## Entries provided
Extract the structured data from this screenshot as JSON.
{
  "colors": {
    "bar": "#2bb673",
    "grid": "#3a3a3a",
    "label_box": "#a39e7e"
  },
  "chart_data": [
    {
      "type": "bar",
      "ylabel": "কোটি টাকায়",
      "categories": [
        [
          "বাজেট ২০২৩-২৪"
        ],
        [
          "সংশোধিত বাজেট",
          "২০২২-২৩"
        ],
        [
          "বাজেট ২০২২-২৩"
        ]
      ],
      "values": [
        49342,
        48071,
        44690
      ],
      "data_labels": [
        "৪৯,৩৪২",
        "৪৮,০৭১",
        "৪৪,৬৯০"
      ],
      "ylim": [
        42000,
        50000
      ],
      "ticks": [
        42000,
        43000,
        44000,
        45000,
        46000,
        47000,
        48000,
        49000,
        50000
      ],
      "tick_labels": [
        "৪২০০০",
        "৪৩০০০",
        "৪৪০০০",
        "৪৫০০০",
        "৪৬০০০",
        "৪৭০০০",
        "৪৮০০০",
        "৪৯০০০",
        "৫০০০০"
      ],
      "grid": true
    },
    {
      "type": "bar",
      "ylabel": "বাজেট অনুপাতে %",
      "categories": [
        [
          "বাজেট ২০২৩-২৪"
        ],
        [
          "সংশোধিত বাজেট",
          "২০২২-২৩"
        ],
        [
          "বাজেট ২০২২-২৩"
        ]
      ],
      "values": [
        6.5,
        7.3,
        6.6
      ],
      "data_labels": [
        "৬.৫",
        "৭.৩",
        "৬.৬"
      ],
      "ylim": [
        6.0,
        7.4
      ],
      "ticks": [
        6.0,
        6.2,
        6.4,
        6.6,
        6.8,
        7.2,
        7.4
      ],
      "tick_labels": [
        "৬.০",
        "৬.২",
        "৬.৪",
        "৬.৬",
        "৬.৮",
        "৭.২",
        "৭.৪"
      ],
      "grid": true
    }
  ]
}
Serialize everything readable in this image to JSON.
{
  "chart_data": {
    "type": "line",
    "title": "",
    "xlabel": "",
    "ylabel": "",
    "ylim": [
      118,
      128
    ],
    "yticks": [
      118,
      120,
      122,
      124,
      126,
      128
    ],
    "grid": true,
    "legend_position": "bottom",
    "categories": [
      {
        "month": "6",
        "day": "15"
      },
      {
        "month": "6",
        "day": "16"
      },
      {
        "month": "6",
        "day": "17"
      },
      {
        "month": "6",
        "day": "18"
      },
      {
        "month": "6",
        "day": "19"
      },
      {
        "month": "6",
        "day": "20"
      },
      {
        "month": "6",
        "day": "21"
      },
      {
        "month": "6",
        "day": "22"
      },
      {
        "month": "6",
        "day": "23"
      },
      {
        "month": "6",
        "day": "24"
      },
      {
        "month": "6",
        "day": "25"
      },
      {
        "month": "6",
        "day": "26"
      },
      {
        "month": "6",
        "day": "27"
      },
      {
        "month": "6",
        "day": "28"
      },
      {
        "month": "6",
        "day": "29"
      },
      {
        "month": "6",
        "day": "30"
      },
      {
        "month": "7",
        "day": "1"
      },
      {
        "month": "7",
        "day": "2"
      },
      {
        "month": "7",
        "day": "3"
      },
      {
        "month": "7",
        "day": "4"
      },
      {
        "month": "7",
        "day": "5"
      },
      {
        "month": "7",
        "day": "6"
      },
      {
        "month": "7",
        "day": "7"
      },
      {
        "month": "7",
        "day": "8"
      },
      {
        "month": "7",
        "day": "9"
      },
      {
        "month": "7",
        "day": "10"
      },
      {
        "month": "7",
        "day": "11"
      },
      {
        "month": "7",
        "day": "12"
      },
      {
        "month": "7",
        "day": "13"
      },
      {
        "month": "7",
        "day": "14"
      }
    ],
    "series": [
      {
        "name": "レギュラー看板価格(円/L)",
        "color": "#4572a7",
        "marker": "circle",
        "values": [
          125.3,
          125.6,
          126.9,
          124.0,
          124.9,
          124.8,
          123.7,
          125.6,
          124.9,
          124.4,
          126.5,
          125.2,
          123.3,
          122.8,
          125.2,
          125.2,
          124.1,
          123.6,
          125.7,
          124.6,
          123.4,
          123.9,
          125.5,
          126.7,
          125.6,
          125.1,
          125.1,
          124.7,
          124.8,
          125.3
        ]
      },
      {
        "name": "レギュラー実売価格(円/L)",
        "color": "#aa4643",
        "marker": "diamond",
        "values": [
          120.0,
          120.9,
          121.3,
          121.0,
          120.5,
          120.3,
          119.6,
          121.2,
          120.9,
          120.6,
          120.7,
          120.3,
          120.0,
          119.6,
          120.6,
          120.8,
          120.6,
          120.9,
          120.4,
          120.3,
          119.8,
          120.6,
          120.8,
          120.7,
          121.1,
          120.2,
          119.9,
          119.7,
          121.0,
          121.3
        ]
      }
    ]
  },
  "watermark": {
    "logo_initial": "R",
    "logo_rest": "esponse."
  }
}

## Stated exercise
Would you write down every record again, exactly?

## The solution
Extract the structured data from this screenshot as JSON.
{
  "colors": {
    "bar": "#2bb673",
    "grid": "#3a3a3a",
    "label_box": "#a39e7e"
  },
  "chart_data": [
    {
      "type": "bar",
      "ylabel": "কোটি টাকায়",
      "categories": [
        [
          "বাজেট ২০২৩-২৪"
        ],
        [
          "সংশোধিত বাজেট",
          "২০২২-২৩"
        ],
        [
          "বাজেট ২০২২-২৩"
        ]
      ],
      "values": [
        49342,
        48071,
        44690
      ],
      "data_labels": [
        "৪৯,৩৪২",
        "৪৮,০৭১",
        "৪৪,৬৯০"
      ],
      "ylim": [
        42000,
        50000
      ],
      "ticks": [
        42000,
        43000,
        44000,
        45000,
        46000,
        47000,
        48000,
        49000,
        50000
      ],
      "tick_labels": [
        "৪২০০০",
        "৪৩০০০",
        "৪৪০০০",
        "৪৫০০০",
        "৪৬০০০",
        "৪৭০০০",
        "৪৮০০০",
        "৪৯০০০",
        "৫০০০০"
      ],
      "grid": true
    },
    {
      "type": "bar",
      "ylabel": "বাজেট অনুপাতে %",
      "categories": [
        [
          "বাজেট ২০২৩-২৪"
        ],
        [
          "সংশোধিত বাজেট",
          "২০২২-২৩"
        ],
        [
          "বাজেট ২০২২-২৩"
        ]
      ],
      "values": [
        6.5,
        7.3,
        6.6
      ],
      "data_labels": [
        "৬.৫",
        "৭.৩",
        "৬.৬"
      ],
      "ylim": [
        6.0,
        7.4
      ],
      "ticks": [
        6.0,
        6.2,
        6.4,
        6.6,
        6.8,
        7.2,
        7.4
      ],
      "tick_labels": [
        "৬.০",
        "৬.২",
        "৬.৪",
        "৬.৬",
        "৬.৮",
        "৭.২",
        "৭.৪"
      ],
      "grid": true
    }
  ]
}
Serialize everything readable in this image to JSON.
{
  "chart_data": {
    "type": "line",
    "title": "",
    "xlabel": "",
    "ylabel": "",
    "ylim": [
      118,
      128
    ],
    "yticks": [
      118,
      120,
      122,
      124,
      126,
      128
    ],
    "grid": true,
    "legend_position": "bottom",
    "categories": [
      {
        "month": "6",
        "day": "15"
      },
      {
        "month": "6",
        "day": "16"
      },
      {
        "month": "6",
        "day": "17"
      },
      {
        "month": "6",
        "day": "18"
      },
      {
        "month": "6",
        "day": "19"
      },
      {
        "month": "6",
        "day": "20"
      },
      {
        "month": "6",
        "day": "21"
      },
      {
        "month": "6",
        "day": "22"
      },
      {
        "month": "6",
        "day": "23"
      },
      {
        "month": "6",
        "day": "24"
      },
      {
        "month": "6",
        "day": "25"
      },
      {
        "month": "6",
        "day": "26"
      },
      {
        "month": "6",
        "day": "27"
      },
      {
        "month": "6",
        "day": "28"
      },
      {
        "month": "6",
        "day": "29"
      },
      {
        "month": "6",
        "day": "30"
      },
      {
        "month": "7",
        "day": "1"
      },
      {
        "month": "7",
        "day": "2"
      },
      {
        "month": "7",
        "day": "3"
      },
      {
        "month": "7",
        "day": "4"
      },
      {
        "month": "7",
        "day": "5"
      },
      {
        "month": "7",
        "day": "6"
      },
      {
        "month": "7",
        "day": "7"
      },
      {
        "month": "7",
        "day": "8"
      },
      {
        "month": "7",
        "day": "9"
      },
      {
        "month": "7",
        "day": "10"
      },
      {
        "month": "7",
        "day": "11"
      },
      {
        "month": "7",
        "day": "12"
      },
      {
        "month": "7",
        "day": "13"
      },
      {
        "month": "7",
        "day": "14"
      }
    ],
    "series": [
      {
        "name": "レギュラー看板価格(円/L)",
        "color": "#4572a7",
        "marker": "circle",
        "values": [
          125.3,
          125.6,
          126.9,
          124.0,
          124.9,
          124.8,
          123.7,
          125.6,
          124.9,
          124.4,
          126.5,
          125.2,
          123.3,
          122.8,
          125.2,
          125.2,
          124.1,
          123.6,
          125.7,
          124.6,
          123.4,
          123.9,
          125.5,
          126.7,
          125.6,
          125.1,
          125.1,
          124.7,
          124.8,
          125.3
        ]
      },
      {
        "name": "レギュラー実売価格(円/L)",
        "color": "#aa4643",
        "marker": "diamond",
        "values": [
          120.0,
          120.9,
          121.3,
          121.0,
          120.5,
          120.3,
          119.6,
          121.2,
          120.9,
          120.6,
          120.7,
          120.3,
          120.0,
          119.6,
          120.6,
          120.8,
          120.6,
          120.9,
          120.4,
          120.3,
          119.8,
          120.6,
          120.8,
          120.7,
          121.1,
          120.2,
          119.9,
          119.7,
          121.0,
          121.3
        ]
      }
    ]
  },
  "watermark": {
    "logo_initial": "R",
    "logo_rest": "esponse."
  }
}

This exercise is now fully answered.